• **THE PROBLEM**: Nothing may be dropped or altered: reproduce all the data.

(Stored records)
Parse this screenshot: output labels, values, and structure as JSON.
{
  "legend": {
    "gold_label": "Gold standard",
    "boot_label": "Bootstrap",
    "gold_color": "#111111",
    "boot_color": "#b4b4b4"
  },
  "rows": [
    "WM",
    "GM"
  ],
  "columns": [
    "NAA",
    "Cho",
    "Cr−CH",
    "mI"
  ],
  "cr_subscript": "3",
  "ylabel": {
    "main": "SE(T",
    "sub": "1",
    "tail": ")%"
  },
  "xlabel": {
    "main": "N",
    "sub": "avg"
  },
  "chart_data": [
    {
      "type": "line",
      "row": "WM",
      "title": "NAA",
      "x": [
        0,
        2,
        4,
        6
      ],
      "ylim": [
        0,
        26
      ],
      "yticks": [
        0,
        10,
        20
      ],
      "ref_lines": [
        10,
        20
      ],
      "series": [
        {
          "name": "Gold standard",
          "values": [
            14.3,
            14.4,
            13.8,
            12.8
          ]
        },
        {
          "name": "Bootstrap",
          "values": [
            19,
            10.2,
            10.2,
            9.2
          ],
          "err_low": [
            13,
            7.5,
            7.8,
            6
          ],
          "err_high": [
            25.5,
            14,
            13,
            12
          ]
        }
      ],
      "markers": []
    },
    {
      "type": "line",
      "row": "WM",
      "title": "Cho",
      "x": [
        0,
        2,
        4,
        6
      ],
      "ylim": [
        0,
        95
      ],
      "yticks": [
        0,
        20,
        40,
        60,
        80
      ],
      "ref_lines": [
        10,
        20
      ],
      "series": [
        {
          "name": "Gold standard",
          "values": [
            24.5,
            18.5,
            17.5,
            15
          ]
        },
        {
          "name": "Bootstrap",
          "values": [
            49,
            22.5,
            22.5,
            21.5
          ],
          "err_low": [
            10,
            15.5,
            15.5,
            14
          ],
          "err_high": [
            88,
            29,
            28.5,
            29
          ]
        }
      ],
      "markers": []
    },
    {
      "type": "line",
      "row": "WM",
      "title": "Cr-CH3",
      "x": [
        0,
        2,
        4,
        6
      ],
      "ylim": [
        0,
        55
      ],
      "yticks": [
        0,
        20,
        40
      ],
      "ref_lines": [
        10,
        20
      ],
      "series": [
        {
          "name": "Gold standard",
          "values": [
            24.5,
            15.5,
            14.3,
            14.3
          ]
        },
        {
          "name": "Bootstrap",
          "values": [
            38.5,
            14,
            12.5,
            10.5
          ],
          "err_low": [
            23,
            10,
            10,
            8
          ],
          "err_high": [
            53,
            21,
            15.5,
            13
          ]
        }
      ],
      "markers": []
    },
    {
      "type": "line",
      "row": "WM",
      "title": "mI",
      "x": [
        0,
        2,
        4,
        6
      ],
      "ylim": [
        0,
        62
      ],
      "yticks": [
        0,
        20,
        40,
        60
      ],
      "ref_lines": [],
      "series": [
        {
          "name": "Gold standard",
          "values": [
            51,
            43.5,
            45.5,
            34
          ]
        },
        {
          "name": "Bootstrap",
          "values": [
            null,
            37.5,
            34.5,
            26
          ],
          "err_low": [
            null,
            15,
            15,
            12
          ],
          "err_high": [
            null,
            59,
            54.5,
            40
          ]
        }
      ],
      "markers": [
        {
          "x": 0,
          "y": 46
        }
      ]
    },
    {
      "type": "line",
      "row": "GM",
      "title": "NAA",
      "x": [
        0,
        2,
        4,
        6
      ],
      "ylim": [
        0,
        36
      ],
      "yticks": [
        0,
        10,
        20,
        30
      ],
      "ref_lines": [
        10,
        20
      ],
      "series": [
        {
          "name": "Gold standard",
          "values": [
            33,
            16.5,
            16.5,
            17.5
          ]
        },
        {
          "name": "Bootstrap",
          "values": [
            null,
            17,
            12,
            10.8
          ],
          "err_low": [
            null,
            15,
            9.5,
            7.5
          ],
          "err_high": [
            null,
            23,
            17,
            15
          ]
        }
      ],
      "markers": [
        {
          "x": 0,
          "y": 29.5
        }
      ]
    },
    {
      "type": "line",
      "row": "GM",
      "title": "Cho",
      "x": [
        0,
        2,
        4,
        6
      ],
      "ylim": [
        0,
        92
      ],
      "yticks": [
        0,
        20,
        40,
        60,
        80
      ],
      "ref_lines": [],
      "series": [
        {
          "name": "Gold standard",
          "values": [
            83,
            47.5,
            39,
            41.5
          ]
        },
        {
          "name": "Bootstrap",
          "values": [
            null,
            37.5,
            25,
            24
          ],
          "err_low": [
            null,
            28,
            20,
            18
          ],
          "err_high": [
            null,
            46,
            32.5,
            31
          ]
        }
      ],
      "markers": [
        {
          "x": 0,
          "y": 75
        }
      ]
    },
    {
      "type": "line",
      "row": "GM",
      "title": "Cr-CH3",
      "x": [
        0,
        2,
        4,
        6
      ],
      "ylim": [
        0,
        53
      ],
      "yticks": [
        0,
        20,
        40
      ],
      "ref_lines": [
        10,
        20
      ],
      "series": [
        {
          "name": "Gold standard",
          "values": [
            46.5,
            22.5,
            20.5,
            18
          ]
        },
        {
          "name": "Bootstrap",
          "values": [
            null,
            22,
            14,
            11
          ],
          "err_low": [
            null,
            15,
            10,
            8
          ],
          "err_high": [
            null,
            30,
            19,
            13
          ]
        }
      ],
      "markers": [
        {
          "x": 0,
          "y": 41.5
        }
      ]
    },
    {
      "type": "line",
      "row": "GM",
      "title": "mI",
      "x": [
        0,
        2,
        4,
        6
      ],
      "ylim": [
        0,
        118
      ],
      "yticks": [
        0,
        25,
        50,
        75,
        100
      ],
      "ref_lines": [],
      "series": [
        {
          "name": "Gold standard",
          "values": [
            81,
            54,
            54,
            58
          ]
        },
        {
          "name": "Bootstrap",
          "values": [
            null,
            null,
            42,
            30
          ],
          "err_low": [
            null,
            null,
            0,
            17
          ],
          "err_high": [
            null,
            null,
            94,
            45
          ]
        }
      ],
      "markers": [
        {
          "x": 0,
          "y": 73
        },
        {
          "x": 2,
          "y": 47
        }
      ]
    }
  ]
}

• **FULL RESPONSE**:
Parse this screenshot: output labels, values, and structure as JSON.
{
  "legend": {
    "gold_label": "Gold standard",
    "boot_label": "Bootstrap",
    "gold_color": "#111111",
    "boot_color": "#b4b4b4"
  },
  "rows": [
    "WM",
    "GM"
  ],
  "columns": [
    "NAA",
    "Cho",
    "Cr−CH",
    "mI"
  ],
  "cr_subscript": "3",
  "ylabel": {
    "main": "SE(T",
    "sub": "1",
    "tail": ")%"
  },
  "xlabel": {
    "main": "N",
    "sub": "avg"
  },
  "chart_data": [
    {
      "type": "line",
      "row": "WM",
      "title": "NAA",
      "x": [
        0,
        2,
        4,
        6
      ],
      "ylim": [
        0,
        26
      ],
      "yticks": [
        0,
        10,
        20
      ],
      "ref_lines": [
        10,
        20
      ],
      "series": [
        {
          "name": "Gold standard",
          "values": [
            14.3,
            14.4,
            13.8,
            12.8
          ]
        },
        {
          "name": "Bootstrap",
          "values": [
            19,
            10.2,
            10.2,
            9.2
          ],
          "err_low": [
            13,
            7.5,
            7.8,
            6
          ],
          "err_high": [
            25.5,
            14,
            13,
            12
          ]
        }
      ],
      "markers": []
    },
    {
      "type": "line",
      "row": "WM",
      "title": "Cho",
      "x": [
        0,
        2,
        4,
        6
      ],
      "ylim": [
        0,
        95
      ],
      "yticks": [
        0,
        20,
        40,
        60,
        80
      ],
      "ref_lines": [
        10,
        20
      ],
      "series": [
        {
          "name": "Gold standard",
          "values": [
            24.5,
            18.5,
            17.5,
            15
          ]
        },
        {
          "name": "Bootstrap",
          "values": [
            49,
            22.5,
            22.5,
            21.5
          ],
          "err_low": [
            10,
            15.5,
            15.5,
            14
          ],
          "err_high": [
            88,
            29,
            28.5,
            29
          ]
        }
      ],
      "markers": []
    },
    {
      "type": "line",
      "row": "WM",
      "title": "Cr-CH3",
      "x": [
        0,
        2,
        4,
        6
      ],
      "ylim": [
        0,
        55
      ],
      "yticks": [
        0,
        20,
        40
      ],
      "ref_lines": [
        10,
        20
      ],
      "series": [
        {
          "name": "Gold standard",
          "values": [
            24.5,
            15.5,
            14.3,
            14.3
          ]
        },
        {
          "name": "Bootstrap",
          "values": [
            38.5,
            14,
            12.5,
            10.5
          ],
          "err_low": [
            23,
            10,
            10,
            8
          ],
          "err_high": [
            53,
            21,
            15.5,
            13
          ]
        }
      ],
      "markers": []
    },
    {
      "type": "line",
      "row": "WM",
      "title": "mI",
      "x": [
        0,
        2,
        4,
        6
      ],
      "ylim": [
        0,
        62
      ],
      "yticks": [
        0,
        20,
        40,
        60
      ],
      "ref_lines": [],
      "series": [
        {
          "name": "Gold standard",
          "values": [
            51,
            43.5,
            45.5,
            34
          ]
        },
        {
          "name": "Bootstrap",
          "values": [
            null,
            37.5,
            34.5,
            26
          ],
          "err_low": [
            null,
            15,
            15,
            12
          ],
          "err_high": [
            null,
            59,
            54.5,
            40
          ]
        }
      ],
      "markers": [
        {
          "x": 0,
          "y": 46
        }
      ]
    },
    {
      "type": "line",
      "row": "GM",
      "title": "NAA",
      "x": [
        0,
        2,
        4,
        6
      ],
      "ylim": [
        0,
        36
      ],
      "yticks": [
        0,
        10,
        20,
        30
      ],
      "ref_lines": [
        10,
        20
      ],
      "series": [
        {
          "name": "Gold standard",
          "values": [
            33,
            16.5,
            16.5,
            17.5
          ]
        },
        {
          "name": "Bootstrap",
          "values": [
            null,
            17,
            12,
            10.8
          ],
          "err_low": [
            null,
            15,
            9.5,
            7.5
          ],
          "err_high": [
            null,
            23,
            17,
            15
          ]
        }
      ],
      "markers": [
        {
          "x": 0,
          "y": 29.5
        }
      ]
    },
    {
      "type": "line",
      "row": "GM",
      "title": "Cho",
      "x": [
        0,
        2,
        4,
        6
      ],
      "ylim": [
        0,
        92
      ],
      "yticks": [
        0,
        20,
        40,
        60,
        80
      ],
      "ref_lines": [],
      "series": [
        {
          "name": "Gold standard",
          "values": [
            83,
            47.5,
            39,
            41.5
          ]
        },
        {
          "name": "Bootstrap",
          "values": [
            null,
            37.5,
            25,
            24
          ],
          "err_low": [
            null,
            28,
            20,
            18
          ],
          "err_high": [
            null,
            46,
            32.5,
            31
          ]
        }
      ],
      "markers": [
        {
          "x": 0,
          "y": 75
        }
      ]
    },
    {
      "type": "line",
      "row": "GM",
      "title": "Cr-CH3",
      "x": [
        0,
        2,
        4,
        6
      ],
      "ylim": [
        0,
        53
      ],
      "yticks": [
        0,
        20,
        40
      ],
      "ref_lines": [
        10,
        20
      ],
      "series": [
        {
          "name": "Gold standard",
          "values": [
            46.5,
            22.5,
            20.5,
            18
          ]
        },
        {
          "name": "Bootstrap",
          "values": [
            null,
            22,
            14,
            11
          ],
          "err_low": [
            null,
            15,
            10,
            8
          ],
          "err_high": [
            null,
            30,
            19,
            13
          ]
        }
      ],
      "markers": [
        {
          "x": 0,
          "y": 41.5
        }
      ]
    },
    {
      "type": "line",
      "row": "GM",
      "title": "mI",
      "x": [
        0,
        2,
        4,
        6
      ],
      "ylim": [
        0,
        118
      ],
      "yticks": [
        0,
        25,
        50,
        75,
        100
      ],
      "ref_lines": [],
      "series": [
        {
          "name": "Gold standard",
          "values": [
            81,
            54,
            54,
            58
          ]
        },
        {
          "name": "Bootstrap",
          "values": [
            null,
            null,
            42,
            30
          ],
          "err_low": [
            null,
            null,
            0,
            17
          ],
          "err_high": [
            null,
            null,
            94,
            45
          ]
        }
      ],
      "markers": [
        {
          "x": 0,
          "y": 73
        },
        {
          "x": 2,
          "y": 47
        }
      ]
    }
  ]
}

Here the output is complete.